(Figure data in JSON)
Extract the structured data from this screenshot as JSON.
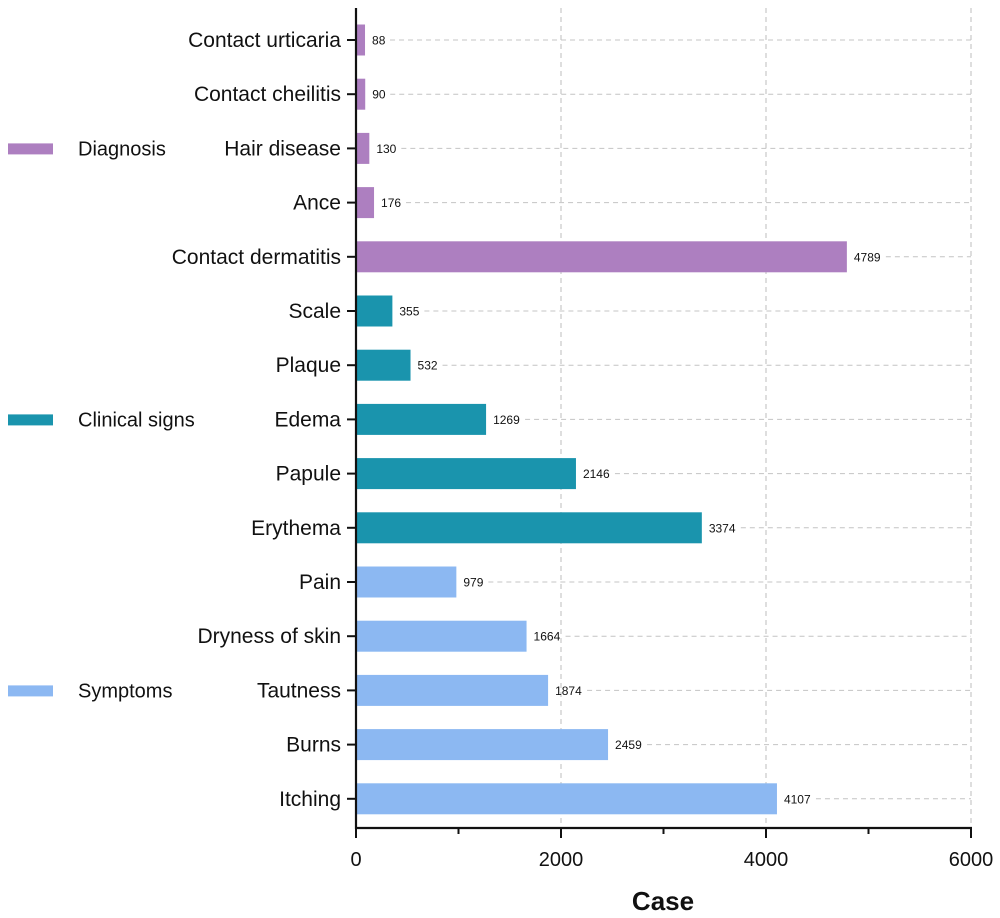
{
  "chart_data": {
    "type": "bar",
    "orientation": "horizontal",
    "title": "",
    "xlabel": "Case",
    "ylabel": "",
    "xlim": [
      0,
      6000
    ],
    "xticks": [
      0,
      2000,
      4000,
      6000
    ],
    "xticks_minor": [
      1000,
      3000,
      5000
    ],
    "grid": true,
    "legend_position": "left",
    "categories": [
      "Contact urticaria",
      "Contact cheilitis",
      "Hair disease",
      "Ance",
      "Contact dermatitis",
      "Scale",
      "Plaque",
      "Edema",
      "Papule",
      "Erythema",
      "Pain",
      "Dryness of skin",
      "Tautness",
      "Burns",
      "Itching"
    ],
    "series": [
      {
        "name": "Diagnosis",
        "color": "#ad7fc0",
        "categories": [
          "Contact urticaria",
          "Contact cheilitis",
          "Hair disease",
          "Ance",
          "Contact dermatitis"
        ],
        "values": [
          88,
          90,
          130,
          176,
          4789
        ]
      },
      {
        "name": "Clinical signs",
        "color": "#1a94ad",
        "categories": [
          "Scale",
          "Plaque",
          "Edema",
          "Papule",
          "Erythema"
        ],
        "values": [
          355,
          532,
          1269,
          2146,
          3374
        ]
      },
      {
        "name": "Symptoms",
        "color": "#8cb8f2",
        "categories": [
          "Pain",
          "Dryness of skin",
          "Tautness",
          "Burns",
          "Itching"
        ],
        "values": [
          979,
          1664,
          1874,
          2459,
          4107
        ]
      }
    ]
  }
}
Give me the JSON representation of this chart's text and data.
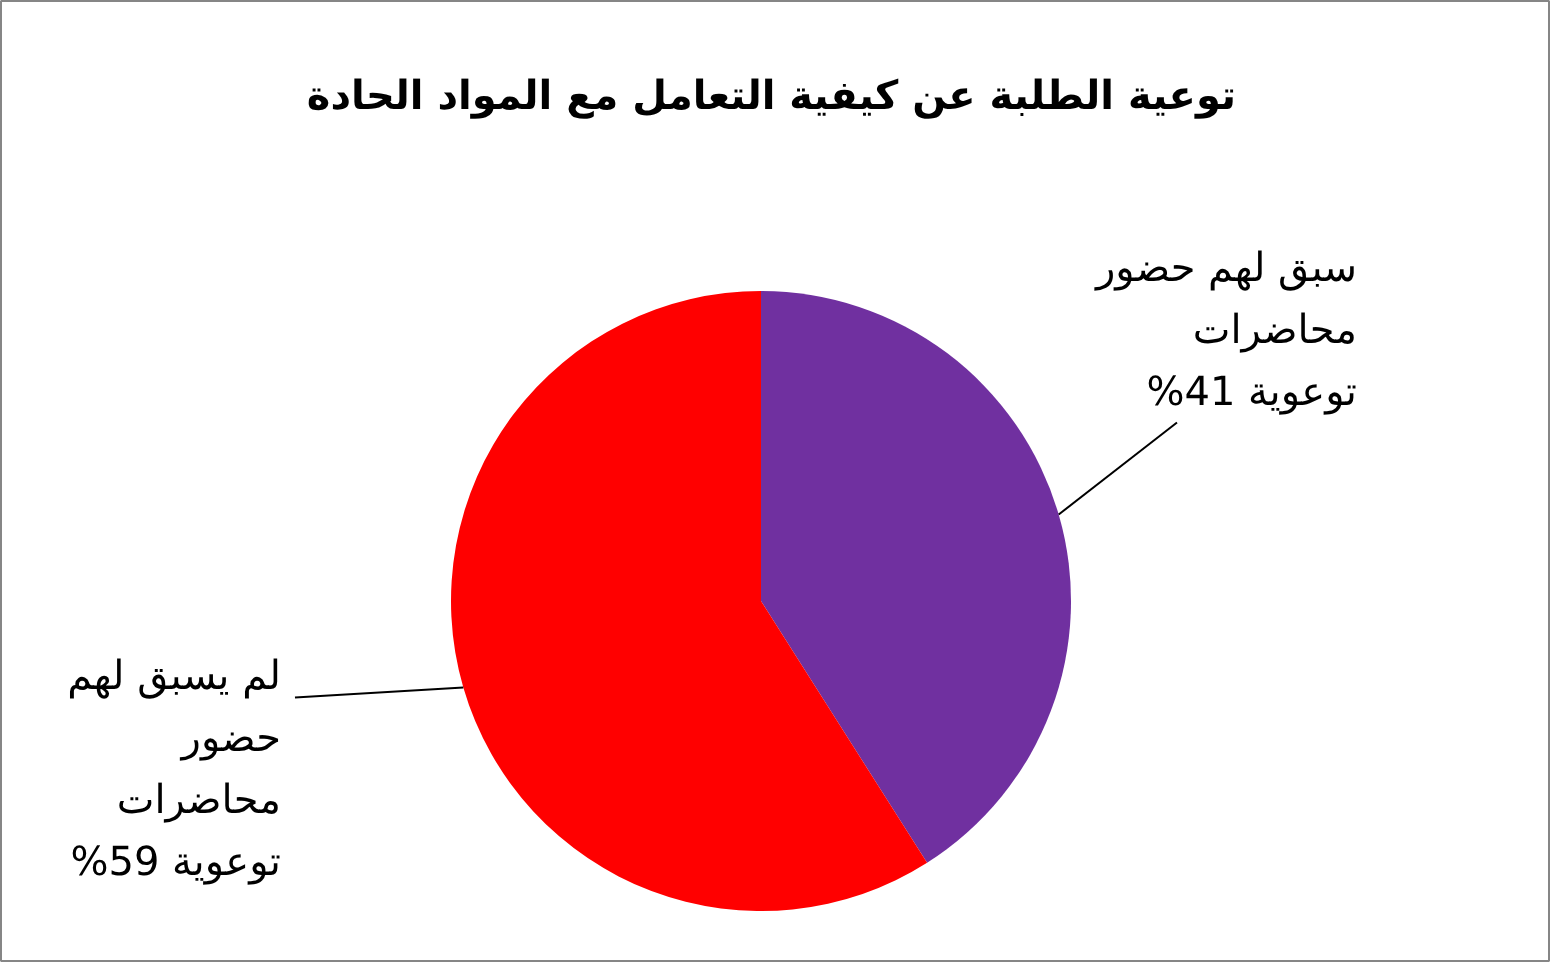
{
  "chart_data": {
    "type": "pie",
    "title": "توعية الطلبة عن كيفية التعامل مع المواد الحادة",
    "categories": [
      "سبق لهم حضور محاضرات توعوية",
      "لم يسبق لهم حضور محاضرات توعوية"
    ],
    "values": [
      41,
      59
    ],
    "colors": [
      "#7030a0",
      "#ff0000"
    ],
    "value_labels": [
      "41%",
      "59%"
    ]
  }
}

[Exercise objective] Quote exactly, and nothing besides, the lines from the one with "Give me the" through the end of the records above; include both ends and omit the pictures.

[Final result]
Give me the JSON representation of this chart's text and data.
{
  "chart_data": {
    "type": "pie",
    "title": "توعية الطلبة عن كيفية التعامل مع المواد الحادة",
    "categories": [
      "سبق لهم حضور محاضرات توعوية",
      "لم يسبق لهم حضور محاضرات توعوية"
    ],
    "values": [
      41,
      59
    ],
    "colors": [
      "#7030a0",
      "#ff0000"
    ],
    "value_labels": [
      "41%",
      "59%"
    ]
  }
}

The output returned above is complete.